Requirements – Write the data below out exactly as it stands. Do not include the pictures.

Listed records –

'''

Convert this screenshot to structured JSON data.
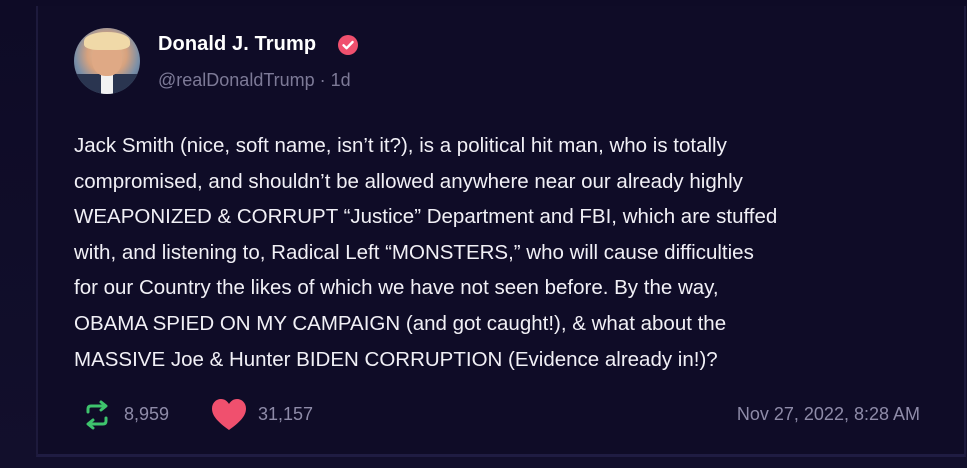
{
  "post": {
    "author_name": "Donald J. Trump",
    "handle_line": "@realDonaldTrump · 1d",
    "avatar_icon": "profile-photo",
    "verified_icon": "verified-badge-icon",
    "verified_color": "#f0506e",
    "text_lines": [
      "Jack Smith (nice, soft name, isn’t it?), is a political hit man, who is totally",
      "compromised, and shouldn’t be allowed anywhere near our already highly",
      "WEAPONIZED & CORRUPT “Justice” Department and FBI, which are stuffed",
      "with, and listening to, Radical Left “MONSTERS,” who will  cause difficulties",
      "for our Country the likes of which we have not seen before. By the way,",
      "OBAMA SPIED ON MY CAMPAIGN (and got caught!), & what about the",
      "MASSIVE Joe & Hunter BIDEN CORRUPTION (Evidence already in!)?"
    ],
    "repost_count": "8,959",
    "like_count": "31,157",
    "timestamp": "Nov 27, 2022, 8:28 AM",
    "repost_icon": "repost-icon",
    "repost_color": "#3ec46d",
    "like_icon": "heart-icon",
    "like_color": "#f0506e"
  }
}
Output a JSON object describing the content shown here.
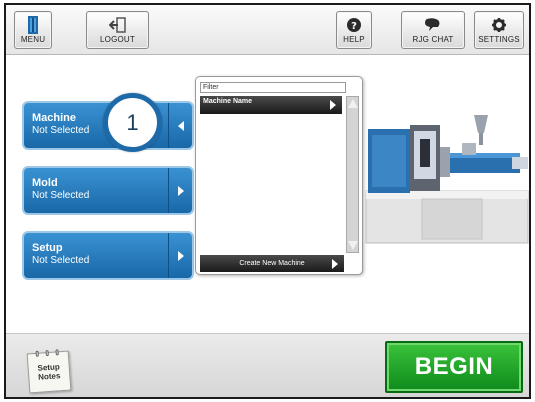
{
  "toolbar": {
    "menu_label": "MENU",
    "logout_label": "LOGOUT",
    "help_label": "HELP",
    "chat_label": "RJG CHAT",
    "settings_label": "SETTINGS"
  },
  "selectors": [
    {
      "title": "Machine",
      "status": "Not Selected",
      "expanded": true
    },
    {
      "title": "Mold",
      "status": "Not Selected",
      "expanded": false
    },
    {
      "title": "Setup",
      "status": "Not Selected",
      "expanded": false
    }
  ],
  "step_indicator": "1",
  "machine_dropdown": {
    "filter_placeholder": "Filter",
    "column_header": "Machine Name",
    "create_label": "Create New Machine"
  },
  "bottom": {
    "notes_label": "Setup\nNotes",
    "begin_label": "BEGIN"
  },
  "colors": {
    "selector_blue": "#1f78bd",
    "begin_green": "#1ea82b",
    "toolbar_bg": "#eeeeee"
  },
  "icons": {
    "menu": "menu-icon",
    "logout": "logout-icon",
    "help": "help-icon",
    "chat": "chat-icon",
    "settings": "gear-icon"
  }
}
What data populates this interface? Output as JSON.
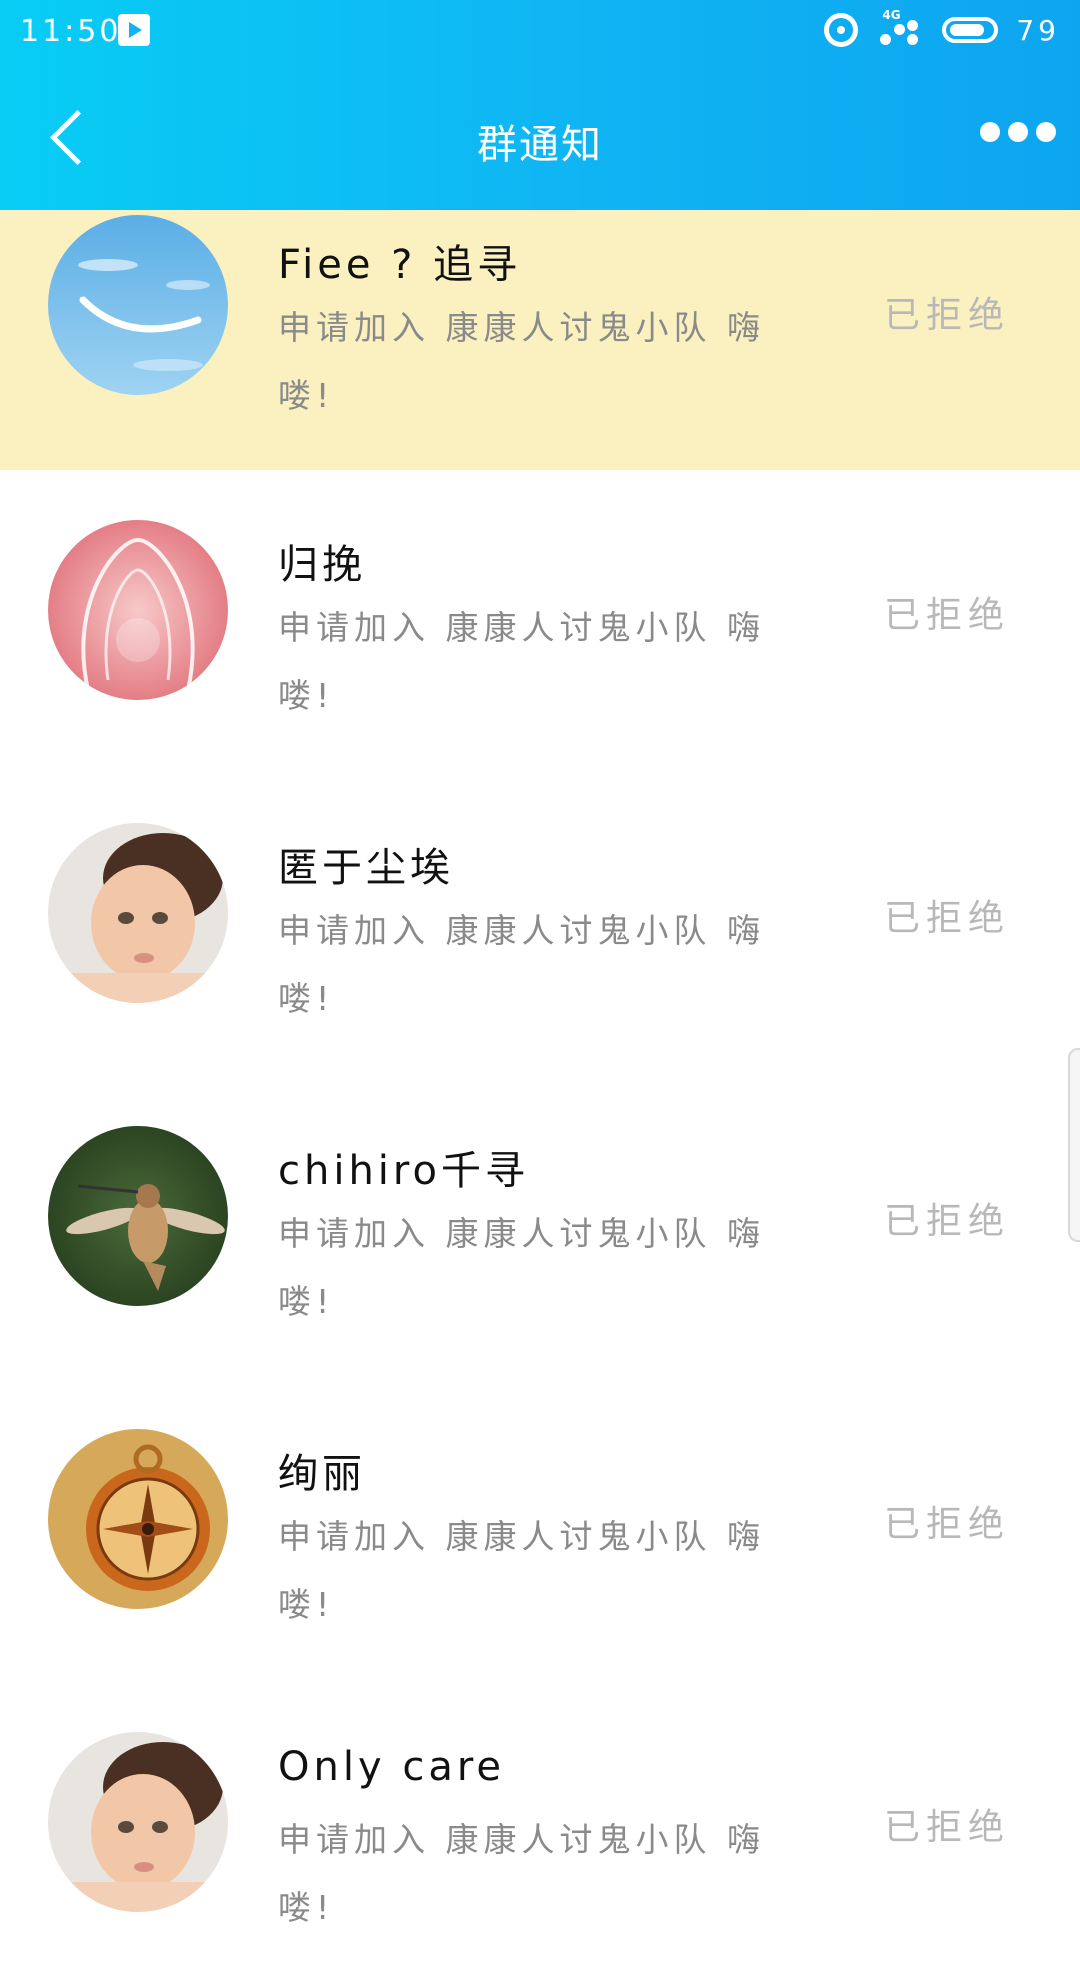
{
  "status_bar": {
    "time": "11:50",
    "network": "4G",
    "battery": "79"
  },
  "nav": {
    "title": "群通知"
  },
  "colors": {
    "header_gradient_start": "#08cdf5",
    "header_gradient_end": "#0da5f0",
    "highlight_row": "#fbf0c0",
    "message_text": "#8a8a8a",
    "status_text": "#b8b8b8"
  },
  "notifications": [
    {
      "name": "Fiee ? 追寻",
      "message": "申请加入 康康人讨鬼小队 嗨喽!",
      "status": "已拒绝",
      "avatar": "sky-smile-avatar"
    },
    {
      "name": "归挽",
      "message": "申请加入 康康人讨鬼小队 嗨喽!",
      "status": "已拒绝",
      "avatar": "pink-light-avatar"
    },
    {
      "name": "匿于尘埃",
      "message": "申请加入 康康人讨鬼小队 嗨喽!",
      "status": "已拒绝",
      "avatar": "baby-avatar"
    },
    {
      "name": "chihiro千寻",
      "message": "申请加入 康康人讨鬼小队 嗨喽!",
      "status": "已拒绝",
      "avatar": "hummingbird-avatar"
    },
    {
      "name": "绚丽",
      "message": "申请加入 康康人讨鬼小队 嗨喽!",
      "status": "已拒绝",
      "avatar": "compass-avatar"
    },
    {
      "name": "Only care",
      "message": "申请加入 康康人讨鬼小队 嗨喽!",
      "status": "已拒绝",
      "avatar": "baby-avatar"
    }
  ]
}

'''

Full output –
Convert this screenshot to structured JSON data.
{
  "post": {
    "author_name": "Donald J. Trump",
    "handle_line": "@realDonaldTrump · 1d",
    "avatar_icon": "profile-photo",
    "verified_icon": "verified-badge-icon",
    "verified_color": "#f0506e",
    "text_lines": [
      "Jack Smith (nice, soft name, isn’t it?), is a political hit man, who is totally",
      "compromised, and shouldn’t be allowed anywhere near our already highly",
      "WEAPONIZED & CORRUPT “Justice” Department and FBI, which are stuffed",
      "with, and listening to, Radical Left “MONSTERS,” who will  cause difficulties",
      "for our Country the likes of which we have not seen before. By the way,",
      "OBAMA SPIED ON MY CAMPAIGN (and got caught!), & what about the",
      "MASSIVE Joe & Hunter BIDEN CORRUPTION (Evidence already in!)?"
    ],
    "repost_count": "8,959",
    "like_count": "31,157",
    "timestamp": "Nov 27, 2022, 8:28 AM",
    "repost_icon": "repost-icon",
    "repost_color": "#3ec46d",
    "like_icon": "heart-icon",
    "like_color": "#f0506e"
  }
}
Output a JSON object describing the content shown here.
{
  "toolbar": {
    "menu_label": "MENU",
    "logout_label": "LOGOUT",
    "help_label": "HELP",
    "chat_label": "RJG CHAT",
    "settings_label": "SETTINGS"
  },
  "selectors": [
    {
      "title": "Machine",
      "status": "Not Selected",
      "expanded": true
    },
    {
      "title": "Mold",
      "status": "Not Selected",
      "expanded": false
    },
    {
      "title": "Setup",
      "status": "Not Selected",
      "expanded": false
    }
  ],
  "step_indicator": "1",
  "machine_dropdown": {
    "filter_placeholder": "Filter",
    "column_header": "Machine Name",
    "create_label": "Create New Machine"
  },
  "bottom": {
    "notes_label": "Setup\nNotes",
    "begin_label": "BEGIN"
  },
  "colors": {
    "selector_blue": "#1f78bd",
    "begin_green": "#1ea82b",
    "toolbar_bg": "#eeeeee"
  },
  "icons": {
    "menu": "menu-icon",
    "logout": "logout-icon",
    "help": "help-icon",
    "chat": "chat-icon",
    "settings": "gear-icon"
  }
}
What data populates this interface? Output as JSON.
{
  "status_bar": {
    "time": "11:50",
    "network": "4G",
    "battery": "79"
  },
  "nav": {
    "title": "群通知"
  },
  "colors": {
    "header_gradient_start": "#08cdf5",
    "header_gradient_end": "#0da5f0",
    "highlight_row": "#fbf0c0",
    "message_text": "#8a8a8a",
    "status_text": "#b8b8b8"
  },
  "notifications": [
    {
      "name": "Fiee ? 追寻",
      "message": "申请加入 康康人讨鬼小队 嗨喽!",
      "status": "已拒绝",
      "avatar": "sky-smile-avatar"
    },
    {
      "name": "归挽",
      "message": "申请加入 康康人讨鬼小队 嗨喽!",
      "status": "已拒绝",
      "avatar": "pink-light-avatar"
    },
    {
      "name": "匿于尘埃",
      "message": "申请加入 康康人讨鬼小队 嗨喽!",
      "status": "已拒绝",
      "avatar": "baby-avatar"
    },
    {
      "name": "chihiro千寻",
      "message": "申请加入 康康人讨鬼小队 嗨喽!",
      "status": "已拒绝",
      "avatar": "hummingbird-avatar"
    },
    {
      "name": "绚丽",
      "message": "申请加入 康康人讨鬼小队 嗨喽!",
      "status": "已拒绝",
      "avatar": "compass-avatar"
    },
    {
      "name": "Only care",
      "message": "申请加入 康康人讨鬼小队 嗨喽!",
      "status": "已拒绝",
      "avatar": "baby-avatar"
    }
  ]
}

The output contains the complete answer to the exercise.